= Exercise details =
Copy exactly, and only, the lines from the one with "OCR this image." to the end of the listing; omit pictures.

= Provided records =
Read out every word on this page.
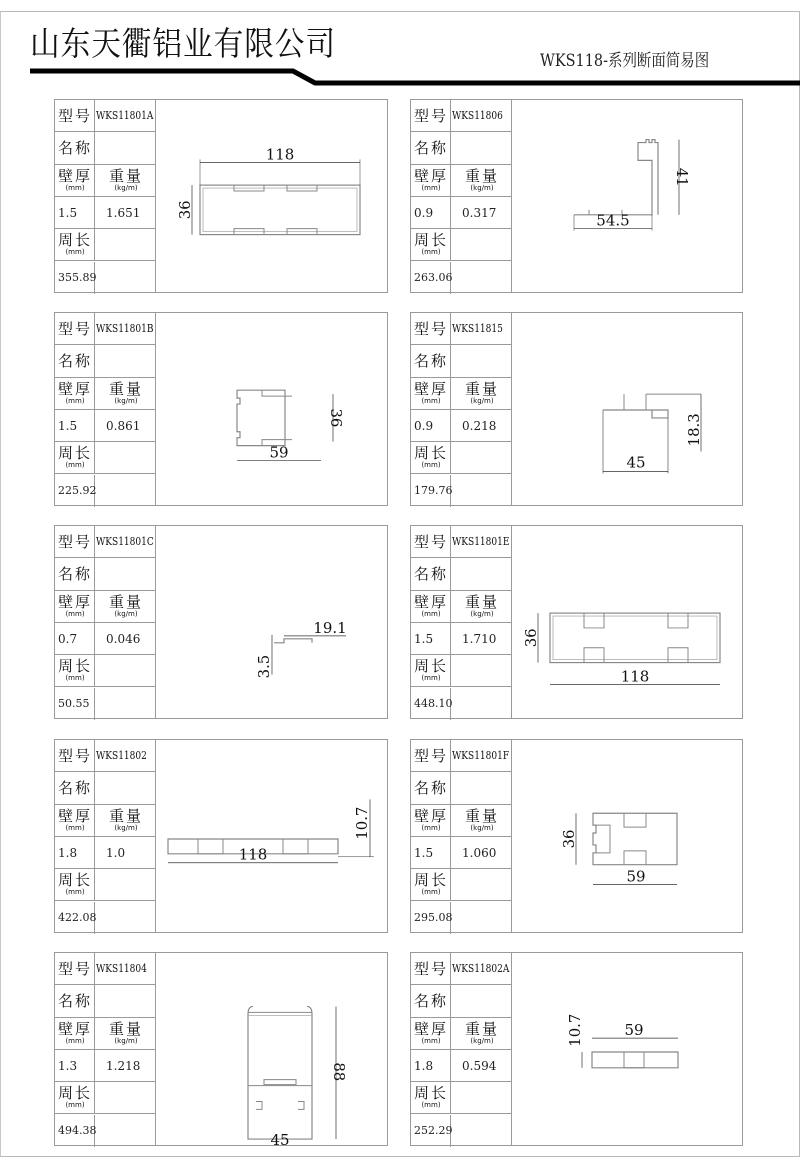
山东天衢铝业有限公司	WKS118-系列断面简易图
型号 WKS11801A
名称
壁厚
(mm)
重量
(kg/m)
1.5	1.651
周长
(mm)
355.89
118
36
型号 WKS11806
名称
壁厚
(mm)
重量
(kg/m)
0.9	0.317
周长
(mm)
263.06
54.5
41
型号 WKS11801B
名称
壁厚
(mm)
重量
(kg/m)
1.5	0.861
周长
(mm)
225.92
59
36
型号 WKS11815
名称
壁厚
(mm)
重量
(kg/m)
0.9	0.218
周长
(mm)
179.76
45
18.3
型号 WKS11801C
名称
壁厚
(mm)
重量
(kg/m)
0.7	0.046
周长
(mm)
50.55
19.1
3.5
型号 WKS11801E
名称
壁厚
(mm)
重量
(kg/m)
1.5	1.710
周长
(mm)
448.10
118
36
型号 WKS11802
名称
壁厚
(mm)
重量
(kg/m)
1.8	1.0
周长
(mm)
422.08
118
10.7
型号 WKS11801F
名称
壁厚
(mm)
重量
(kg/m)
1.5	1.060
周长
(mm)
295.08
59
36
型号 WKS11804
名称
壁厚
(mm)
重量
(kg/m)
1.3	1.218
周长
(mm)
494.38
45
88
型号 WKS11802A
名称
壁厚
(mm)
重量
(kg/m)
1.8	0.594
周长
(mm)
252.29
59
10.7
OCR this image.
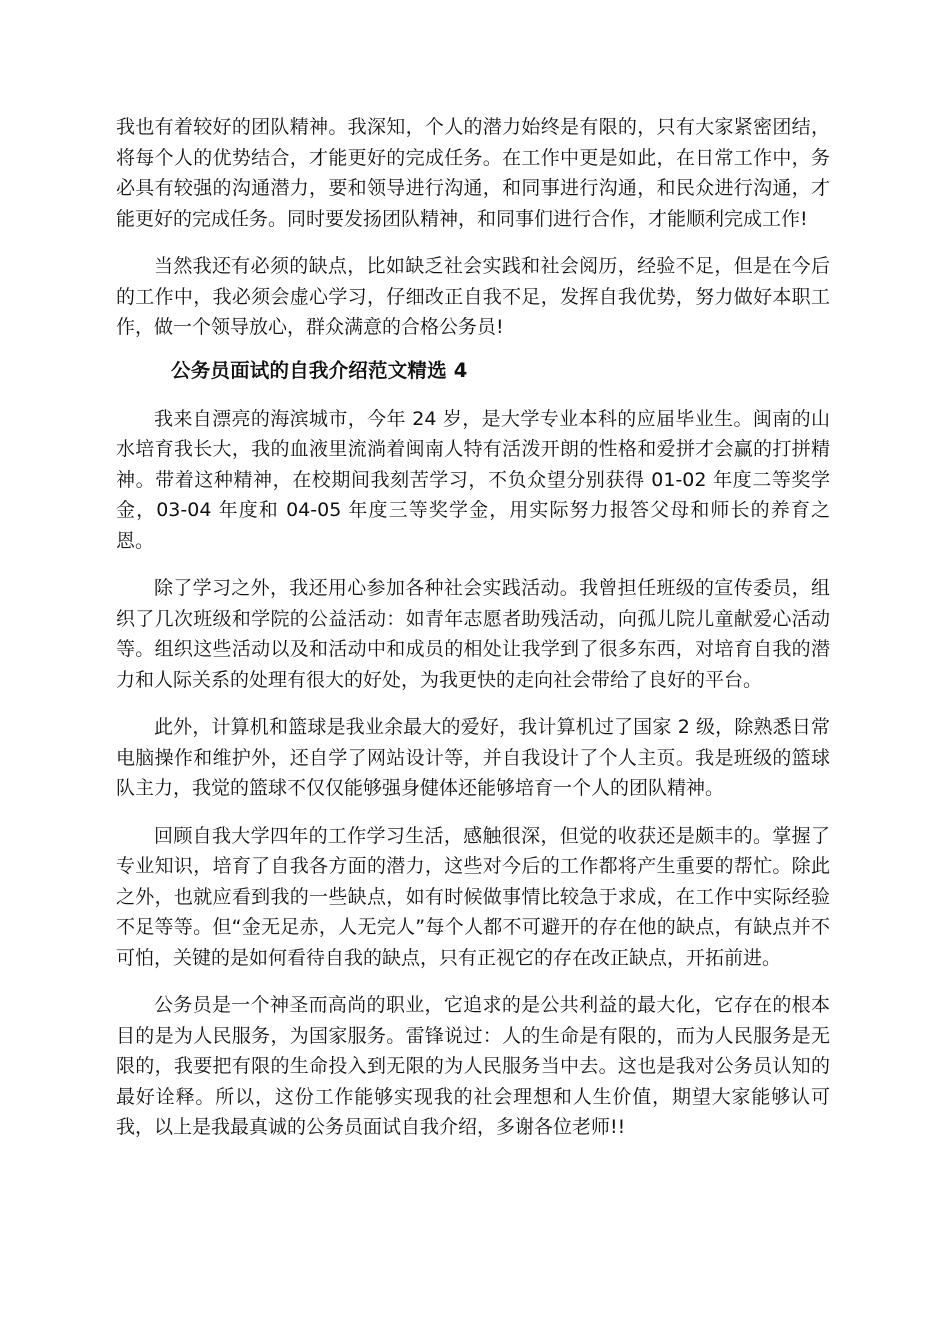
我也有着较好的团队精神。我深知，个人的潜力始终是有限的，只有大家紧密团结，将每个人的优势结合，才能更好的完成任务。在工作中更是如此，在日常工作中，务必具有较强的沟通潜力，要和领导进行沟通，和同事进行沟通，和民众进行沟通，才能更好的完成任务。同时要发扬团队精神，和同事们进行合作，才能顺利完成工作!

当然我还有必须的缺点，比如缺乏社会实践和社会阅历，经验不足，但是在今后的工作中，我必须会虚心学习，仔细改正自我不足，发挥自我优势，努力做好本职工作，做一个领导放心，群众满意的合格公务员!

公务员面试的自我介绍范文精选 4

我来自漂亮的海滨城市，今年 24 岁，是大学专业本科的应届毕业生。闽南的山水培育我长大，我的血液里流淌着闽南人特有活泼开朗的性格和爱拼才会赢的打拼精神。带着这种精神，在校期间我刻苦学习，不负众望分别获得 01-02 年度二等奖学金，03-04 年度和 04-05 年度三等奖学金，用实际努力报答父母和师长的养育之恩。

除了学习之外，我还用心参加各种社会实践活动。我曾担任班级的宣传委员，组织了几次班级和学院的公益活动：如青年志愿者助残活动，向孤儿院儿童献爱心活动等。组织这些活动以及和活动中和成员的相处让我学到了很多东西，对培育自我的潜力和人际关系的处理有很大的好处，为我更快的走向社会带给了良好的平台。

此外，计算机和篮球是我业余最大的爱好，我计算机过了国家 2 级，除熟悉日常电脑操作和维护外，还自学了网站设计等，并自我设计了个人主页。我是班级的篮球队主力，我觉的篮球不仅仅能够强身健体还能够培育一个人的团队精神。

回顾自我大学四年的工作学习生活，感触很深，但觉的收获还是颇丰的。掌握了专业知识，培育了自我各方面的潜力，这些对今后的工作都将产生重要的帮忙。除此之外，也就应看到我的一些缺点，如有时候做事情比较急于求成，在工作中实际经验不足等等。但“金无足赤，人无完人”每个人都不可避开的存在他的缺点，有缺点并不可怕，关键的是如何看待自我的缺点，只有正视它的存在改正缺点，开拓前进。

公务员是一个神圣而高尚的职业，它追求的是公共利益的最大化，它存在的根本目的是为人民服务，为国家服务。雷锋说过：人的生命是有限的，而为人民服务是无限的，我要把有限的生命投入到无限的为人民服务当中去。这也是我对公务员认知的最好诠释。所以，这份工作能够实现我的社会理想和人生价值，期望大家能够认可我，以上是我最真诚的公务员面试自我介绍，多谢各位老师!!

= Exercise response =
OCR this image.
我也有着较好的团队精神。我深知，个人的潜力始终是有限的，只有大家紧密团结，将每个人的优势结合，才能更好的完成任务。在工作中更是如此，在日常工作中，务必具有较强的沟通潜力，要和领导进行沟通，和同事进行沟通，和民众进行沟通，才能更好的完成任务。同时要发扬团队精神，和同事们进行合作，才能顺利完成工作!

当然我还有必须的缺点，比如缺乏社会实践和社会阅历，经验不足，但是在今后的工作中，我必须会虚心学习，仔细改正自我不足，发挥自我优势，努力做好本职工作，做一个领导放心，群众满意的合格公务员!

公务员面试的自我介绍范文精选 4

我来自漂亮的海滨城市，今年 24 岁，是大学专业本科的应届毕业生。闽南的山水培育我长大，我的血液里流淌着闽南人特有活泼开朗的性格和爱拼才会赢的打拼精神。带着这种精神，在校期间我刻苦学习，不负众望分别获得 01-02 年度二等奖学金，03-04 年度和 04-05 年度三等奖学金，用实际努力报答父母和师长的养育之恩。

除了学习之外，我还用心参加各种社会实践活动。我曾担任班级的宣传委员，组织了几次班级和学院的公益活动：如青年志愿者助残活动，向孤儿院儿童献爱心活动等。组织这些活动以及和活动中和成员的相处让我学到了很多东西，对培育自我的潜力和人际关系的处理有很大的好处，为我更快的走向社会带给了良好的平台。

此外，计算机和篮球是我业余最大的爱好，我计算机过了国家 2 级，除熟悉日常电脑操作和维护外，还自学了网站设计等，并自我设计了个人主页。我是班级的篮球队主力，我觉的篮球不仅仅能够强身健体还能够培育一个人的团队精神。

回顾自我大学四年的工作学习生活，感触很深，但觉的收获还是颇丰的。掌握了专业知识，培育了自我各方面的潜力，这些对今后的工作都将产生重要的帮忙。除此之外，也就应看到我的一些缺点，如有时候做事情比较急于求成，在工作中实际经验不足等等。但“金无足赤，人无完人”每个人都不可避开的存在他的缺点，有缺点并不可怕，关键的是如何看待自我的缺点，只有正视它的存在改正缺点，开拓前进。

公务员是一个神圣而高尚的职业，它追求的是公共利益的最大化，它存在的根本目的是为人民服务，为国家服务。雷锋说过：人的生命是有限的，而为人民服务是无限的，我要把有限的生命投入到无限的为人民服务当中去。这也是我对公务员认知的最好诠释。所以，这份工作能够实现我的社会理想和人生价值，期望大家能够认可我，以上是我最真诚的公务员面试自我介绍，多谢各位老师!!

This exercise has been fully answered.